---------- Material for this exercise ----------

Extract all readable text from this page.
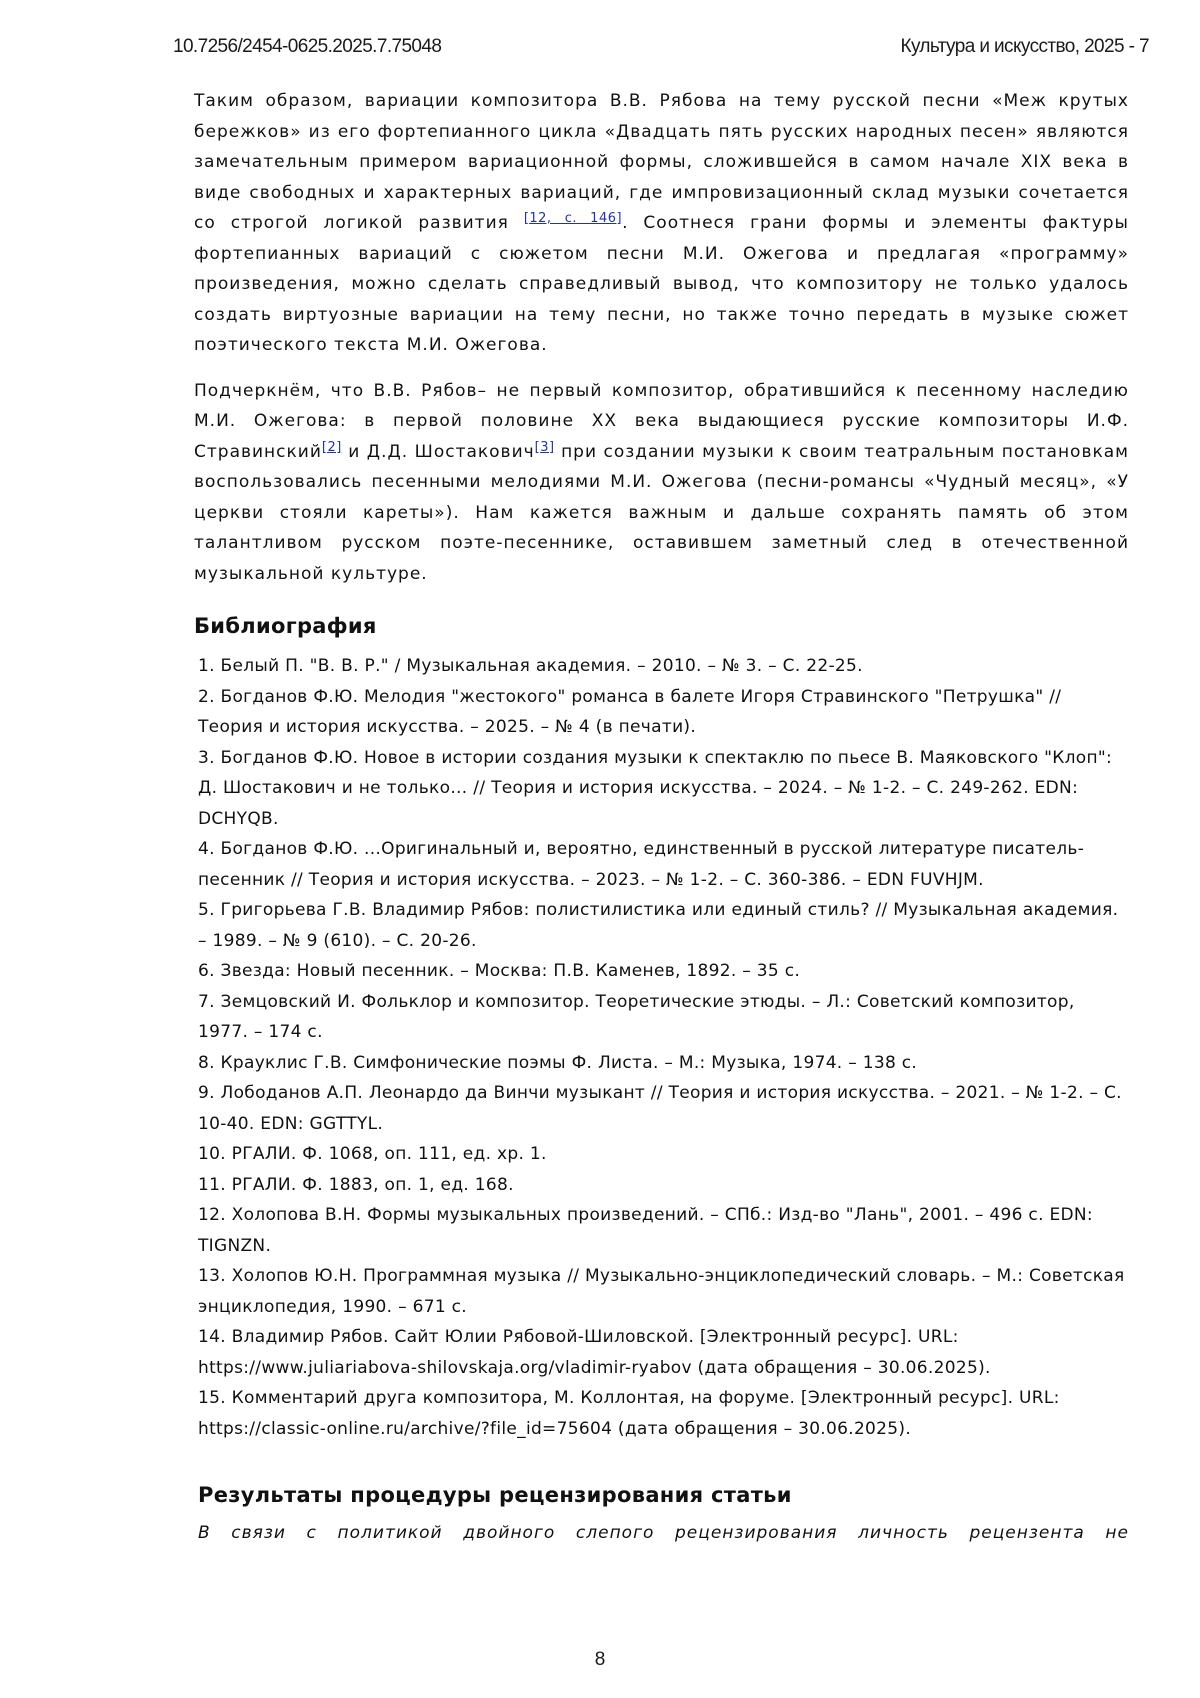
10.7256/2454-0625.2025.7.75048	Культура и искусство, 2025 - 7

Таким образом, вариации композитора В.В. Рябова на тему русской песни «Меж крутых бережков» из его фортепианного цикла «Двадцать пять русских народных песен» являются замечательным примером вариационной формы, сложившейся в самом начале XIX века в виде свободных и характерных вариаций, где импровизационный склад музыки сочетается со строгой логикой развития [12, с. 146]. Соотнеся грани формы и элементы фактуры фортепианных вариаций с сюжетом песни М.И. Ожегова и предлагая «программу» произведения, можно сделать справедливый вывод, что композитору не только удалось создать виртуозные вариации на тему песни, но также точно передать в музыке сюжет поэтического текста М.И. Ожегова.

Подчеркнём, что В.В. Рябов– не первый композитор, обратившийся к песенному наследию М.И. Ожегова: в первой половине XX века выдающиеся русские композиторы И.Ф. Стравинский[2] и Д.Д. Шостакович[3] при создании музыки к своим театральным постановкам воспользовались песенными мелодиями М.И. Ожегова (песни-романсы «Чудный месяц», «У церкви стояли кареты»). Нам кажется важным и дальше сохранять память об этом талантливом русском поэте-песеннике, оставившем заметный след в отечественной музыкальной культуре.

Библиография
1. Белый П. "В. В. Р." / Музыкальная академия. – 2010. – № 3. – С. 22-25.
2. Богданов Ф.Ю. Мелодия "жестокого" романса в балете Игоря Стравинского "Петрушка" // Теория и история искусства. – 2025. – № 4 (в печати).
3. Богданов Ф.Ю. Новое в истории создания музыки к спектаклю по пьесе В. Маяковского "Клоп": Д. Шостакович и не только… // Теория и история искусства. – 2024. – № 1-2. – С. 249-262. EDN: DCHYQB.
4. Богданов Ф.Ю. ...Оригинальный и, вероятно, единственный в русской литературе писатель-песенник // Теория и история искусства. – 2023. – № 1-2. – С. 360-386. – EDN FUVHJM.
5. Григорьева Г.В. Владимир Рябов: полистилистика или единый стиль? // Музыкальная академия. – 1989. – № 9 (610). – С. 20-26.
6. Звезда: Новый песенник. – Москва: П.В. Каменев, 1892. – 35 с.
7. Земцовский И. Фольклор и композитор. Теоретические этюды. – Л.: Советский композитор, 1977. – 174 с.
8. Крауклис Г.В. Симфонические поэмы Ф. Листа. – М.: Музыка, 1974. – 138 с.
9. Лободанов А.П. Леонардо да Винчи музыкант // Теория и история искусства. – 2021. – № 1-2. – С. 10-40. EDN: GGTTYL.
10. РГАЛИ. Ф. 1068, оп. 111, ед. хр. 1.
11. РГАЛИ. Ф. 1883, оп. 1, ед. 168.
12. Холопова В.Н. Формы музыкальных произведений. – СПб.: Изд-во "Лань", 2001. – 496 с. EDN: TIGNZN.
13. Холопов Ю.Н. Программная музыка // Музыкально-энциклопедический словарь. – М.: Советская энциклопедия, 1990. – 671 с.
14. Владимир Рябов. Сайт Юлии Рябовой-Шиловской. [Электронный ресурс]. URL: https://www.juliariabova-shilovskaja.org/vladimir-ryabov (дата обращения – 30.06.2025).
15. Комментарий друга композитора, М. Коллонтая, на форуме. [Электронный ресурс]. URL: https://classic-online.ru/archive/?file_id=75604 (дата обращения – 30.06.2025).
Результаты процедуры рецензирования статьи

В связи с политикой двойного слепого рецензирования личность рецензента не

8
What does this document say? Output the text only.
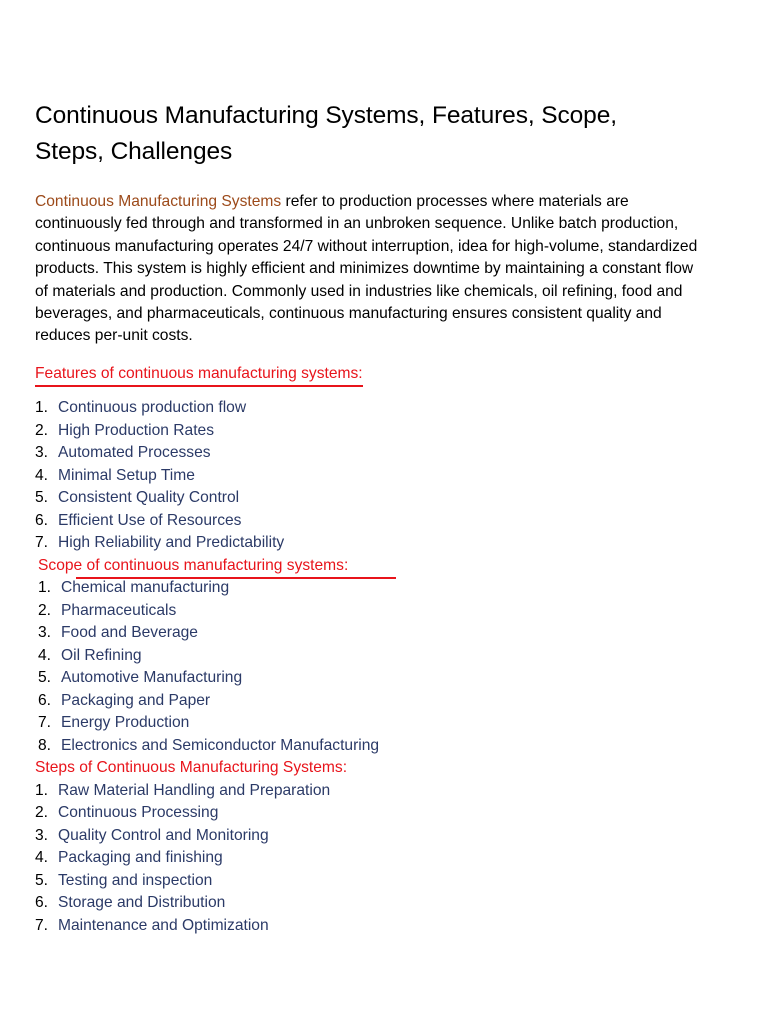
Continuous Manufacturing Systems, Features, Scope,
Steps, Challenges

Continuous Manufacturing Systems refer to production processes where materials are continuously fed through and transformed in an unbroken sequence. Unlike batch production, continuous manufacturing operates 24/7 without interruption, idea for high-volume, standardized products. This system is highly efficient and minimizes downtime by maintaining a constant flow of materials and production. Commonly used in industries like chemicals, oil refining, food and beverages, and pharmaceuticals, continuous manufacturing ensures consistent quality and reduces per-unit costs.

Features of continuous manufacturing systems:
1. Continuous production flow
2. High Production Rates
3. Automated Processes
4. Minimal Setup Time
5. Consistent Quality Control
6. Efficient Use of Resources
7. High Reliability and Predictability
Scope of continuous manufacturing systems:
1. Chemical manufacturing
2. Pharmaceuticals
3. Food and Beverage
4. Oil Refining
5. Automotive Manufacturing
6. Packaging and Paper
7. Energy Production
8. Electronics and Semiconductor Manufacturing
Steps of Continuous Manufacturing Systems:
1. Raw Material Handling and Preparation
2. Continuous Processing
3. Quality Control and Monitoring
4. Packaging and finishing
5. Testing and inspection
6. Storage and Distribution
7. Maintenance and Optimization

----------

◆ Given instruction
Reproduce the records, all of them, word for word; omit the pictures.

◆ Exercise output
Extract all readable text from this page.
10.7256/2454-0625.2025.7.75048	Культура и искусство, 2025 - 7

Таким образом, вариации композитора В.В. Рябова на тему русской песни «Меж крутых бережков» из его фортепианного цикла «Двадцать пять русских народных песен» являются замечательным примером вариационной формы, сложившейся в самом начале XIX века в виде свободных и характерных вариаций, где импровизационный склад музыки сочетается со строгой логикой развития [12, с. 146]. Соотнеся грани формы и элементы фактуры фортепианных вариаций с сюжетом песни М.И. Ожегова и предлагая «программу» произведения, можно сделать справедливый вывод, что композитору не только удалось создать виртуозные вариации на тему песни, но также точно передать в музыке сюжет поэтического текста М.И. Ожегова.

Подчеркнём, что В.В. Рябов– не первый композитор, обратившийся к песенному наследию М.И. Ожегова: в первой половине XX века выдающиеся русские композиторы И.Ф. Стравинский[2] и Д.Д. Шостакович[3] при создании музыки к своим театральным постановкам воспользовались песенными мелодиями М.И. Ожегова (песни-романсы «Чудный месяц», «У церкви стояли кареты»). Нам кажется важным и дальше сохранять память об этом талантливом русском поэте-песеннике, оставившем заметный след в отечественной музыкальной культуре.

Библиография
1. Белый П. "В. В. Р." / Музыкальная академия. – 2010. – № 3. – С. 22-25.
2. Богданов Ф.Ю. Мелодия "жестокого" романса в балете Игоря Стравинского "Петрушка" // Теория и история искусства. – 2025. – № 4 (в печати).
3. Богданов Ф.Ю. Новое в истории создания музыки к спектаклю по пьесе В. Маяковского "Клоп": Д. Шостакович и не только… // Теория и история искусства. – 2024. – № 1-2. – С. 249-262. EDN: DCHYQB.
4. Богданов Ф.Ю. ...Оригинальный и, вероятно, единственный в русской литературе писатель-песенник // Теория и история искусства. – 2023. – № 1-2. – С. 360-386. – EDN FUVHJM.
5. Григорьева Г.В. Владимир Рябов: полистилистика или единый стиль? // Музыкальная академия. – 1989. – № 9 (610). – С. 20-26.
6. Звезда: Новый песенник. – Москва: П.В. Каменев, 1892. – 35 с.
7. Земцовский И. Фольклор и композитор. Теоретические этюды. – Л.: Советский композитор, 1977. – 174 с.
8. Крауклис Г.В. Симфонические поэмы Ф. Листа. – М.: Музыка, 1974. – 138 с.
9. Лободанов А.П. Леонардо да Винчи музыкант // Теория и история искусства. – 2021. – № 1-2. – С. 10-40. EDN: GGTTYL.
10. РГАЛИ. Ф. 1068, оп. 111, ед. хр. 1.
11. РГАЛИ. Ф. 1883, оп. 1, ед. 168.
12. Холопова В.Н. Формы музыкальных произведений. – СПб.: Изд-во "Лань", 2001. – 496 с. EDN: TIGNZN.
13. Холопов Ю.Н. Программная музыка // Музыкально-энциклопедический словарь. – М.: Советская энциклопедия, 1990. – 671 с.
14. Владимир Рябов. Сайт Юлии Рябовой-Шиловской. [Электронный ресурс]. URL: https://www.juliariabova-shilovskaja.org/vladimir-ryabov (дата обращения – 30.06.2025).
15. Комментарий друга композитора, М. Коллонтая, на форуме. [Электронный ресурс]. URL: https://classic-online.ru/archive/?file_id=75604 (дата обращения – 30.06.2025).
Результаты процедуры рецензирования статьи

В связи с политикой двойного слепого рецензирования личность рецензента не

8
What does this document say? Output the text only.
Continuous Manufacturing Systems, Features, Scope,
Steps, Challenges

Continuous Manufacturing Systems refer to production processes where materials are continuously fed through and transformed in an unbroken sequence. Unlike batch production, continuous manufacturing operates 24/7 without interruption, idea for high-volume, standardized products. This system is highly efficient and minimizes downtime by maintaining a constant flow of materials and production. Commonly used in industries like chemicals, oil refining, food and beverages, and pharmaceuticals, continuous manufacturing ensures consistent quality and reduces per-unit costs.

Features of continuous manufacturing systems:
1. Continuous production flow
2. High Production Rates
3. Automated Processes
4. Minimal Setup Time
5. Consistent Quality Control
6. Efficient Use of Resources
7. High Reliability and Predictability
Scope of continuous manufacturing systems:
1. Chemical manufacturing
2. Pharmaceuticals
3. Food and Beverage
4. Oil Refining
5. Automotive Manufacturing
6. Packaging and Paper
7. Energy Production
8. Electronics and Semiconductor Manufacturing
Steps of Continuous Manufacturing Systems:
1. Raw Material Handling and Preparation
2. Continuous Processing
3. Quality Control and Monitoring
4. Packaging and finishing
5. Testing and inspection
6. Storage and Distribution
7. Maintenance and Optimization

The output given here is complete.